What follows are records. Restate all of them word for word.

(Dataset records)
· · ·

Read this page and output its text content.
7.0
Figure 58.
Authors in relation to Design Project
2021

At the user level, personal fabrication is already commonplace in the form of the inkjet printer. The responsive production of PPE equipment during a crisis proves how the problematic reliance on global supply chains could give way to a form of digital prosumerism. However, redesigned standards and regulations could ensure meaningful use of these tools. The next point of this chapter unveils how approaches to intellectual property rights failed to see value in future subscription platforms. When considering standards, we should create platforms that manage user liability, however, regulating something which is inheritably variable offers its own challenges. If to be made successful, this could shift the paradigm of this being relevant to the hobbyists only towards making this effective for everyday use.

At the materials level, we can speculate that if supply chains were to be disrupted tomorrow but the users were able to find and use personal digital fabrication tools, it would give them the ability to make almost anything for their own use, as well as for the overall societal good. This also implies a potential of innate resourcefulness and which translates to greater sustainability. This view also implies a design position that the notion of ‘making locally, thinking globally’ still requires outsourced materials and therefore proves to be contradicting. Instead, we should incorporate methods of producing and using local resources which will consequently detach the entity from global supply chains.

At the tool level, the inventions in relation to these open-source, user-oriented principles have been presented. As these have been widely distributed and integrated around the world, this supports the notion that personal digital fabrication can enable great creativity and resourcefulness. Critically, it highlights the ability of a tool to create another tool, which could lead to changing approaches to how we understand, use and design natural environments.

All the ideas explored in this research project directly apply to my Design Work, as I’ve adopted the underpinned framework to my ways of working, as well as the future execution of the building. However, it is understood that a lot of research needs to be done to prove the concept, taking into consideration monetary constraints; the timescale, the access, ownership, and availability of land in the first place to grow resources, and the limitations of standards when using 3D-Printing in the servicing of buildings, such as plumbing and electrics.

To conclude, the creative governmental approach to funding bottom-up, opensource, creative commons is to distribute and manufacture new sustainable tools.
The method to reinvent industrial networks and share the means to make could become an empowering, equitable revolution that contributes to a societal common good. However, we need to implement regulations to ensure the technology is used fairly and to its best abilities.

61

· · ·

**TASK OUTPUT:**
Read this page and output its text content.
7.0
Figure 58.
Authors in relation to Design Project
2021

At the user level, personal fabrication is already commonplace in the form of the inkjet printer. The responsive production of PPE equipment during a crisis proves how the problematic reliance on global supply chains could give way to a form of digital prosumerism. However, redesigned standards and regulations could ensure meaningful use of these tools. The next point of this chapter unveils how approaches to intellectual property rights failed to see value in future subscription platforms. When considering standards, we should create platforms that manage user liability, however, regulating something which is inheritably variable offers its own challenges. If to be made successful, this could shift the paradigm of this being relevant to the hobbyists only towards making this effective for everyday use.

At the materials level, we can speculate that if supply chains were to be disrupted tomorrow but the users were able to find and use personal digital fabrication tools, it would give them the ability to make almost anything for their own use, as well as for the overall societal good. This also implies a potential of innate resourcefulness and which translates to greater sustainability. This view also implies a design position that the notion of ‘making locally, thinking globally’ still requires outsourced materials and therefore proves to be contradicting. Instead, we should incorporate methods of producing and using local resources which will consequently detach the entity from global supply chains.

At the tool level, the inventions in relation to these open-source, user-oriented principles have been presented. As these have been widely distributed and integrated around the world, this supports the notion that personal digital fabrication can enable great creativity and resourcefulness. Critically, it highlights the ability of a tool to create another tool, which could lead to changing approaches to how we understand, use and design natural environments.

All the ideas explored in this research project directly apply to my Design Work, as I’ve adopted the underpinned framework to my ways of working, as well as the future execution of the building. However, it is understood that a lot of research needs to be done to prove the concept, taking into consideration monetary constraints; the timescale, the access, ownership, and availability of land in the first place to grow resources, and the limitations of standards when using 3D-Printing in the servicing of buildings, such as plumbing and electrics.

To conclude, the creative governmental approach to funding bottom-up, opensource, creative commons is to distribute and manufacture new sustainable tools.
The method to reinvent industrial networks and share the means to make could become an empowering, equitable revolution that contributes to a societal common good. However, we need to implement regulations to ensure the technology is used fairly and to its best abilities.

61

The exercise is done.